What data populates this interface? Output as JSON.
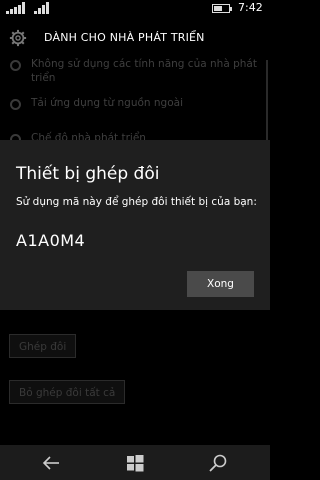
{
  "status": {
    "time": "7:42",
    "battery_level": 0.6
  },
  "header": {
    "title": "DÀNH CHO NHÀ PHÁT TRIỂN"
  },
  "options": [
    {
      "label_line1": "Không sử dụng các tính năng của nhà phát",
      "label_line2": "triển"
    },
    {
      "label_line1": "Tải ứng dụng từ nguồn ngoài"
    },
    {
      "label_line1": "Chế độ nhà phát triển"
    }
  ],
  "dialog": {
    "title": "Thiết bị ghép đôi",
    "message": "Sử dụng mã này để ghép đôi thiết bị của bạn:",
    "code": "A1A0M4",
    "ok_label": "Xong"
  },
  "buttons": {
    "pair_label": "Ghép đôi",
    "unpair_all_label": "Bỏ ghép đôi tất cả"
  },
  "navbar": {
    "icons": [
      "back-icon",
      "windows-icon",
      "search-icon"
    ]
  }
}
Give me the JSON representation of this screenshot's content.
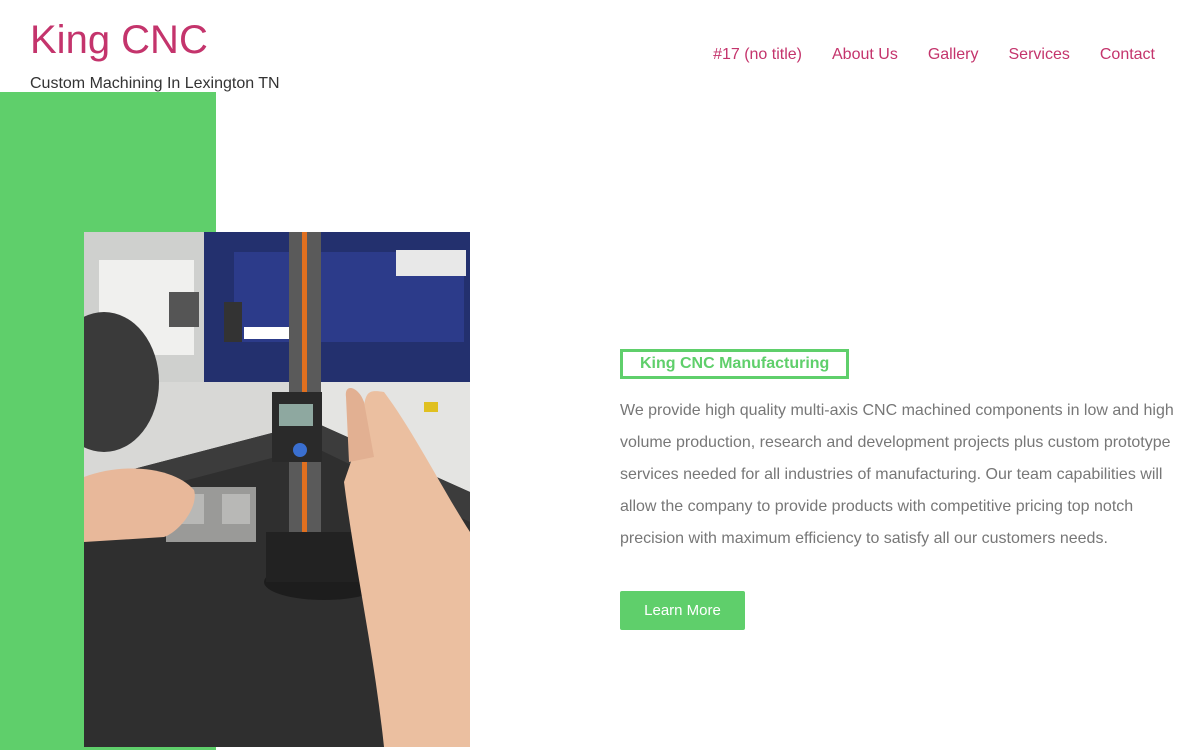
{
  "header": {
    "site_title": "King CNC",
    "tagline": "Custom Machining In Lexington TN",
    "nav": [
      "#17 (no title)",
      "About Us",
      "Gallery",
      "Services",
      "Contact"
    ]
  },
  "hero": {
    "heading": "King CNC Manufacturing",
    "body": "We provide high quality multi-axis CNC machined  components in low and high volume production, research and development projects plus custom prototype services needed for all industries of manufacturing. Our team capabilities will allow the company to provide products with competitive pricing top notch precision with maximum efficiency to satisfy all our customers needs.",
    "button_label": "Learn More"
  },
  "colors": {
    "brand": "#c4346c",
    "accent": "#5fcf6b",
    "body_text": "#777777"
  }
}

(Task objective): All of the data above should be transcribed verbatim, with pictures omitted.

(Solution to the problem):
What data populates this interface? Output as JSON.
{
  "status": {
    "time": "7:42",
    "battery_level": 0.6
  },
  "header": {
    "title": "DÀNH CHO NHÀ PHÁT TRIỂN"
  },
  "options": [
    {
      "label_line1": "Không sử dụng các tính năng của nhà phát",
      "label_line2": "triển"
    },
    {
      "label_line1": "Tải ứng dụng từ nguồn ngoài"
    },
    {
      "label_line1": "Chế độ nhà phát triển"
    }
  ],
  "dialog": {
    "title": "Thiết bị ghép đôi",
    "message": "Sử dụng mã này để ghép đôi thiết bị của bạn:",
    "code": "A1A0M4",
    "ok_label": "Xong"
  },
  "buttons": {
    "pair_label": "Ghép đôi",
    "unpair_all_label": "Bỏ ghép đôi tất cả"
  },
  "navbar": {
    "icons": [
      "back-icon",
      "windows-icon",
      "search-icon"
    ]
  }
}
Give me the JSON representation of this screenshot's content.
{
  "header": {
    "site_title": "King CNC",
    "tagline": "Custom Machining In Lexington TN",
    "nav": [
      "#17 (no title)",
      "About Us",
      "Gallery",
      "Services",
      "Contact"
    ]
  },
  "hero": {
    "heading": "King CNC Manufacturing",
    "body": "We provide high quality multi-axis CNC machined  components in low and high volume production, research and development projects plus custom prototype services needed for all industries of manufacturing. Our team capabilities will allow the company to provide products with competitive pricing top notch precision with maximum efficiency to satisfy all our customers needs.",
    "button_label": "Learn More"
  },
  "colors": {
    "brand": "#c4346c",
    "accent": "#5fcf6b",
    "body_text": "#777777"
  }
}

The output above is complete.